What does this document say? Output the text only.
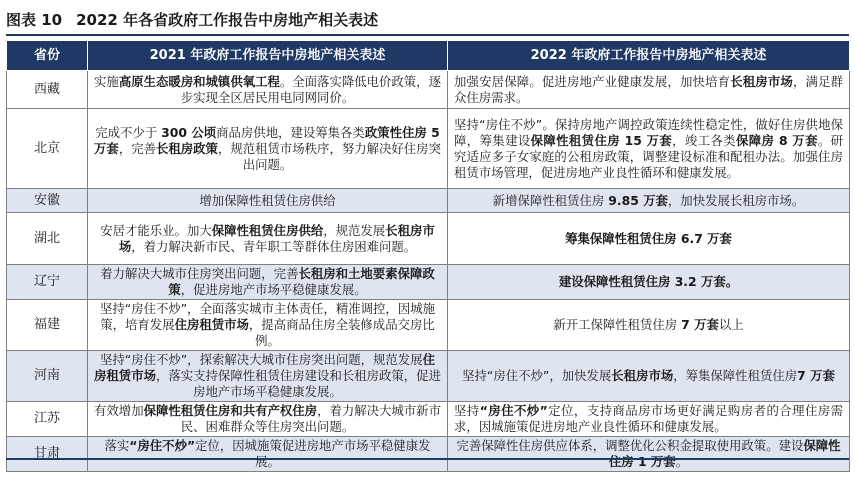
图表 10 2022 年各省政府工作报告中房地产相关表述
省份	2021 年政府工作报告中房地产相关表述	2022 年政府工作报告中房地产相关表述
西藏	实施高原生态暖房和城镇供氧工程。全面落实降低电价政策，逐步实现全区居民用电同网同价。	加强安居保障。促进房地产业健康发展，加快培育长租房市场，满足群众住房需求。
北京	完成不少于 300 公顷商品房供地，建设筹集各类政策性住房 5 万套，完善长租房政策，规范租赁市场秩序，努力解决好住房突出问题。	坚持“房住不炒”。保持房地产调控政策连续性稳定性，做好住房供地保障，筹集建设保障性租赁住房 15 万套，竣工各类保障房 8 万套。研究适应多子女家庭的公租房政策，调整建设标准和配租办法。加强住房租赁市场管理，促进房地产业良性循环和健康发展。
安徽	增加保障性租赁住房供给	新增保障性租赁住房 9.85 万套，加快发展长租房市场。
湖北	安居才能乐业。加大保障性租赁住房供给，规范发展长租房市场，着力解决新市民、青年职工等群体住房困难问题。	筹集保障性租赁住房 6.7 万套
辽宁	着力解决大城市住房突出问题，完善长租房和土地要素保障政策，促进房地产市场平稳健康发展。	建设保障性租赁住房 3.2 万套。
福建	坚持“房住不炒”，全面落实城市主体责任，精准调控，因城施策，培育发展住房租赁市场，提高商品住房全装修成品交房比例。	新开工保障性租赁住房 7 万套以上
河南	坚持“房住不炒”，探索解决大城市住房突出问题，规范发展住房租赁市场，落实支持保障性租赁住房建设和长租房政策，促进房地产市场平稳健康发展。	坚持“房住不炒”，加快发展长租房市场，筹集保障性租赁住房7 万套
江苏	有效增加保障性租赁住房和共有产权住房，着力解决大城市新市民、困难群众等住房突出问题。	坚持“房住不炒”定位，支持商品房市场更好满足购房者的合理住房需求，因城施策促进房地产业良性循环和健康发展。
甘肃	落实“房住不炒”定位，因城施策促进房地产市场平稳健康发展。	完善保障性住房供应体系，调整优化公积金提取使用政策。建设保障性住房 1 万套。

--

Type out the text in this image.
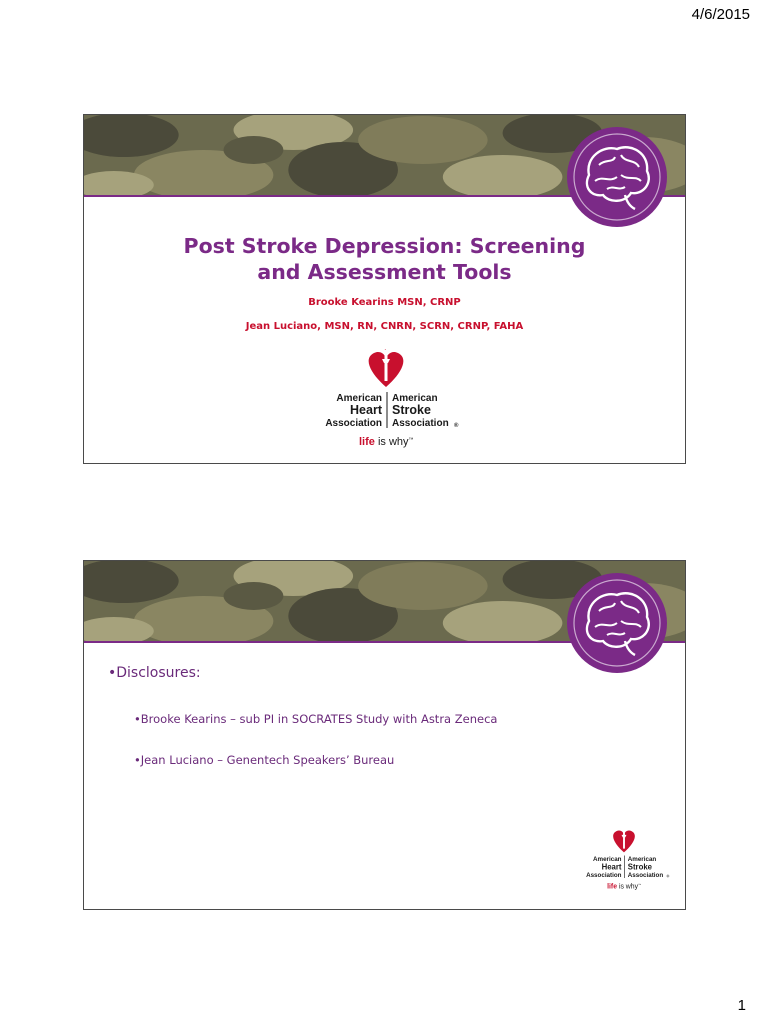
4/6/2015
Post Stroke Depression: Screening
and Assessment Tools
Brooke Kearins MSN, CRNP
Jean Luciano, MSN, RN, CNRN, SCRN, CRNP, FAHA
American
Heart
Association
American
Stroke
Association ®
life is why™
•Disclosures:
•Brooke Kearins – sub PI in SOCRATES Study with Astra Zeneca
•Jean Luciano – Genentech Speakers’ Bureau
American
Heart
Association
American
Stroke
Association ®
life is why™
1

--

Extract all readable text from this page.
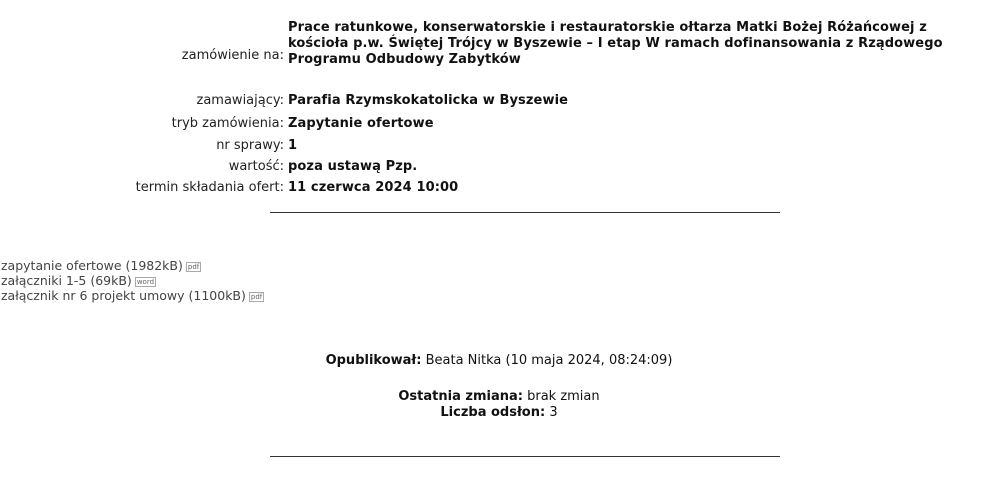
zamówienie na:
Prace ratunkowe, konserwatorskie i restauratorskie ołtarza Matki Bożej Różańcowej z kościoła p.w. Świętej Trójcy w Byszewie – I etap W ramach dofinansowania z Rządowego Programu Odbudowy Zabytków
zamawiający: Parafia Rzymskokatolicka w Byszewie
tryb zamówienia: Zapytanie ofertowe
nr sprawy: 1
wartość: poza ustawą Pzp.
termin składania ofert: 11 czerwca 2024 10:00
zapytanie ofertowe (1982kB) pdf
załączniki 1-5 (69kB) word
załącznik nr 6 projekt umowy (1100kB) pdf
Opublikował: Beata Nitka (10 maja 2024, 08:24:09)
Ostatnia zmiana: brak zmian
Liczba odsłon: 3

AIM OF THE EXERCISE »
Give only the number of lines that include the word "Kearins".

SOLVED PROBLEM »
2